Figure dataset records
*****
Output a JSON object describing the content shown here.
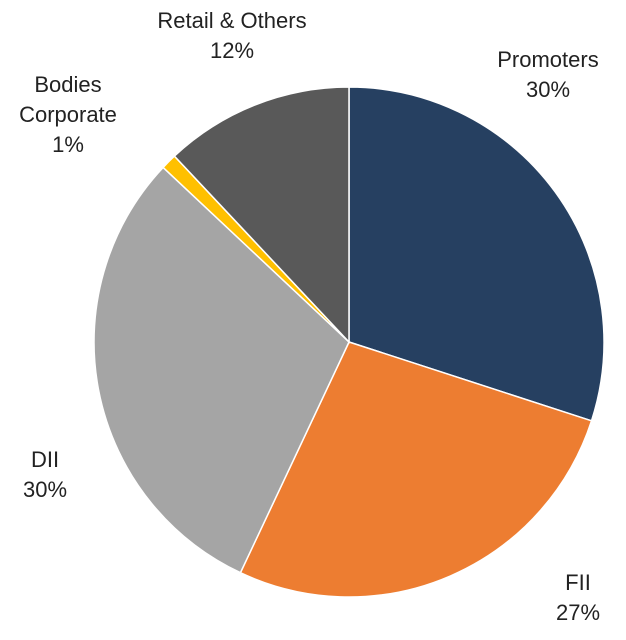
{
  "chart_data": {
    "type": "pie",
    "categories": [
      "Promoters",
      "FII",
      "DII",
      "Bodies Corporate",
      "Retail & Others"
    ],
    "values": [
      30,
      27,
      30,
      1,
      12
    ],
    "value_labels": [
      "30%",
      "27%",
      "30%",
      "1%",
      "12%"
    ],
    "colors": [
      "#264061",
      "#ed7d31",
      "#a5a5a5",
      "#ffc000",
      "#595959"
    ]
  }
}
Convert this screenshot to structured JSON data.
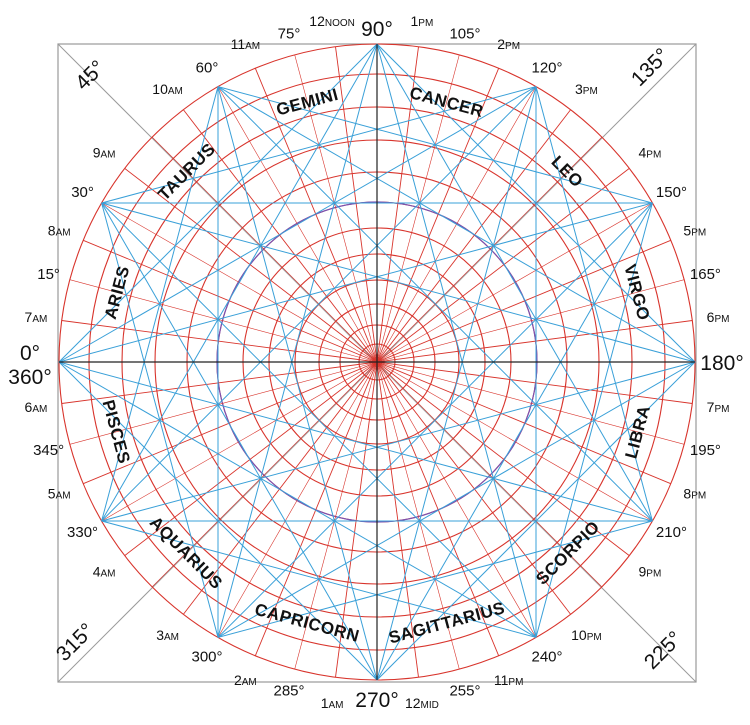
{
  "degree_labels": [
    {
      "deg": 0,
      "text": "0°"
    },
    {
      "deg": 15,
      "text": "15°"
    },
    {
      "deg": 30,
      "text": "30°"
    },
    {
      "deg": 45,
      "text": "45°"
    },
    {
      "deg": 60,
      "text": "60°"
    },
    {
      "deg": 75,
      "text": "75°"
    },
    {
      "deg": 90,
      "text": "90°"
    },
    {
      "deg": 105,
      "text": "105°"
    },
    {
      "deg": 120,
      "text": "120°"
    },
    {
      "deg": 135,
      "text": "135°"
    },
    {
      "deg": 150,
      "text": "150°"
    },
    {
      "deg": 165,
      "text": "165°"
    },
    {
      "deg": 180,
      "text": "180°"
    },
    {
      "deg": 195,
      "text": "195°"
    },
    {
      "deg": 210,
      "text": "210°"
    },
    {
      "deg": 225,
      "text": "225°"
    },
    {
      "deg": 240,
      "text": "240°"
    },
    {
      "deg": 255,
      "text": "255°"
    },
    {
      "deg": 270,
      "text": "270°"
    },
    {
      "deg": 285,
      "text": "285°"
    },
    {
      "deg": 300,
      "text": "300°"
    },
    {
      "deg": 315,
      "text": "315°"
    },
    {
      "deg": 330,
      "text": "330°"
    },
    {
      "deg": 345,
      "text": "345°"
    },
    {
      "deg": 360,
      "text": "360°"
    }
  ],
  "hour_labels": [
    {
      "deg": 7.5,
      "num": "7",
      "suffix": "AM"
    },
    {
      "deg": 22.5,
      "num": "8",
      "suffix": "AM"
    },
    {
      "deg": 37.5,
      "num": "9",
      "suffix": "AM"
    },
    {
      "deg": 52.5,
      "num": "10",
      "suffix": "AM"
    },
    {
      "deg": 67.5,
      "num": "11",
      "suffix": "AM"
    },
    {
      "deg": 82.5,
      "num": "12",
      "suffix": "NOON"
    },
    {
      "deg": 97.5,
      "num": "1",
      "suffix": "PM"
    },
    {
      "deg": 112.5,
      "num": "2",
      "suffix": "PM"
    },
    {
      "deg": 127.5,
      "num": "3",
      "suffix": "PM"
    },
    {
      "deg": 142.5,
      "num": "4",
      "suffix": "PM"
    },
    {
      "deg": 157.5,
      "num": "5",
      "suffix": "PM"
    },
    {
      "deg": 172.5,
      "num": "6",
      "suffix": "PM"
    },
    {
      "deg": 187.5,
      "num": "7",
      "suffix": "PM"
    },
    {
      "deg": 202.5,
      "num": "8",
      "suffix": "PM"
    },
    {
      "deg": 217.5,
      "num": "9",
      "suffix": "PM"
    },
    {
      "deg": 232.5,
      "num": "10",
      "suffix": "PM"
    },
    {
      "deg": 247.5,
      "num": "11",
      "suffix": "PM"
    },
    {
      "deg": 262.5,
      "num": "12",
      "suffix": "MID"
    },
    {
      "deg": 277.5,
      "num": "1",
      "suffix": "AM"
    },
    {
      "deg": 292.5,
      "num": "2",
      "suffix": "AM"
    },
    {
      "deg": 307.5,
      "num": "3",
      "suffix": "AM"
    },
    {
      "deg": 322.5,
      "num": "4",
      "suffix": "AM"
    },
    {
      "deg": 337.5,
      "num": "5",
      "suffix": "AM"
    },
    {
      "deg": 352.5,
      "num": "6",
      "suffix": "AM"
    }
  ],
  "zodiac_signs": [
    {
      "deg": 15,
      "name": "ARIES"
    },
    {
      "deg": 45,
      "name": "TAURUS"
    },
    {
      "deg": 75,
      "name": "GEMINI"
    },
    {
      "deg": 105,
      "name": "CANCER"
    },
    {
      "deg": 135,
      "name": "LEO"
    },
    {
      "deg": 165,
      "name": "VIRGO"
    },
    {
      "deg": 195,
      "name": "LIBRA"
    },
    {
      "deg": 225,
      "name": "SCORPIO"
    },
    {
      "deg": 255,
      "name": "SAGITTARIUS"
    },
    {
      "deg": 285,
      "name": "CAPRICORN"
    },
    {
      "deg": 315,
      "name": "AQUARIUS"
    },
    {
      "deg": 345,
      "name": "PISCES"
    }
  ],
  "colors": {
    "grid_red": "#d8342c",
    "construction_blue": "#3aa0d8",
    "frame_gray": "#9a9a9a",
    "axis_black": "#222222",
    "inner_circle_purple": "#7a52b0",
    "text": "#111111"
  }
}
*****
## Given problem
Each line of the data should be quoted exactly, with pictures left out.

## Problem solution
Output a JSON object describing the content shown here.
{
  "chart_data": {
    "type": "pie",
    "categories": [
      "Promoters",
      "FII",
      "DII",
      "Bodies Corporate",
      "Retail & Others"
    ],
    "values": [
      30,
      27,
      30,
      1,
      12
    ],
    "value_labels": [
      "30%",
      "27%",
      "30%",
      "1%",
      "12%"
    ],
    "colors": [
      "#264061",
      "#ed7d31",
      "#a5a5a5",
      "#ffc000",
      "#595959"
    ]
  }
}
Convert this screenshot to structured JSON data.
{
  "degree_labels": [
    {
      "deg": 0,
      "text": "0°"
    },
    {
      "deg": 15,
      "text": "15°"
    },
    {
      "deg": 30,
      "text": "30°"
    },
    {
      "deg": 45,
      "text": "45°"
    },
    {
      "deg": 60,
      "text": "60°"
    },
    {
      "deg": 75,
      "text": "75°"
    },
    {
      "deg": 90,
      "text": "90°"
    },
    {
      "deg": 105,
      "text": "105°"
    },
    {
      "deg": 120,
      "text": "120°"
    },
    {
      "deg": 135,
      "text": "135°"
    },
    {
      "deg": 150,
      "text": "150°"
    },
    {
      "deg": 165,
      "text": "165°"
    },
    {
      "deg": 180,
      "text": "180°"
    },
    {
      "deg": 195,
      "text": "195°"
    },
    {
      "deg": 210,
      "text": "210°"
    },
    {
      "deg": 225,
      "text": "225°"
    },
    {
      "deg": 240,
      "text": "240°"
    },
    {
      "deg": 255,
      "text": "255°"
    },
    {
      "deg": 270,
      "text": "270°"
    },
    {
      "deg": 285,
      "text": "285°"
    },
    {
      "deg": 300,
      "text": "300°"
    },
    {
      "deg": 315,
      "text": "315°"
    },
    {
      "deg": 330,
      "text": "330°"
    },
    {
      "deg": 345,
      "text": "345°"
    },
    {
      "deg": 360,
      "text": "360°"
    }
  ],
  "hour_labels": [
    {
      "deg": 7.5,
      "num": "7",
      "suffix": "AM"
    },
    {
      "deg": 22.5,
      "num": "8",
      "suffix": "AM"
    },
    {
      "deg": 37.5,
      "num": "9",
      "suffix": "AM"
    },
    {
      "deg": 52.5,
      "num": "10",
      "suffix": "AM"
    },
    {
      "deg": 67.5,
      "num": "11",
      "suffix": "AM"
    },
    {
      "deg": 82.5,
      "num": "12",
      "suffix": "NOON"
    },
    {
      "deg": 97.5,
      "num": "1",
      "suffix": "PM"
    },
    {
      "deg": 112.5,
      "num": "2",
      "suffix": "PM"
    },
    {
      "deg": 127.5,
      "num": "3",
      "suffix": "PM"
    },
    {
      "deg": 142.5,
      "num": "4",
      "suffix": "PM"
    },
    {
      "deg": 157.5,
      "num": "5",
      "suffix": "PM"
    },
    {
      "deg": 172.5,
      "num": "6",
      "suffix": "PM"
    },
    {
      "deg": 187.5,
      "num": "7",
      "suffix": "PM"
    },
    {
      "deg": 202.5,
      "num": "8",
      "suffix": "PM"
    },
    {
      "deg": 217.5,
      "num": "9",
      "suffix": "PM"
    },
    {
      "deg": 232.5,
      "num": "10",
      "suffix": "PM"
    },
    {
      "deg": 247.5,
      "num": "11",
      "suffix": "PM"
    },
    {
      "deg": 262.5,
      "num": "12",
      "suffix": "MID"
    },
    {
      "deg": 277.5,
      "num": "1",
      "suffix": "AM"
    },
    {
      "deg": 292.5,
      "num": "2",
      "suffix": "AM"
    },
    {
      "deg": 307.5,
      "num": "3",
      "suffix": "AM"
    },
    {
      "deg": 322.5,
      "num": "4",
      "suffix": "AM"
    },
    {
      "deg": 337.5,
      "num": "5",
      "suffix": "AM"
    },
    {
      "deg": 352.5,
      "num": "6",
      "suffix": "AM"
    }
  ],
  "zodiac_signs": [
    {
      "deg": 15,
      "name": "ARIES"
    },
    {
      "deg": 45,
      "name": "TAURUS"
    },
    {
      "deg": 75,
      "name": "GEMINI"
    },
    {
      "deg": 105,
      "name": "CANCER"
    },
    {
      "deg": 135,
      "name": "LEO"
    },
    {
      "deg": 165,
      "name": "VIRGO"
    },
    {
      "deg": 195,
      "name": "LIBRA"
    },
    {
      "deg": 225,
      "name": "SCORPIO"
    },
    {
      "deg": 255,
      "name": "SAGITTARIUS"
    },
    {
      "deg": 285,
      "name": "CAPRICORN"
    },
    {
      "deg": 315,
      "name": "AQUARIUS"
    },
    {
      "deg": 345,
      "name": "PISCES"
    }
  ],
  "colors": {
    "grid_red": "#d8342c",
    "construction_blue": "#3aa0d8",
    "frame_gray": "#9a9a9a",
    "axis_black": "#222222",
    "inner_circle_purple": "#7a52b0",
    "text": "#111111"
  }
}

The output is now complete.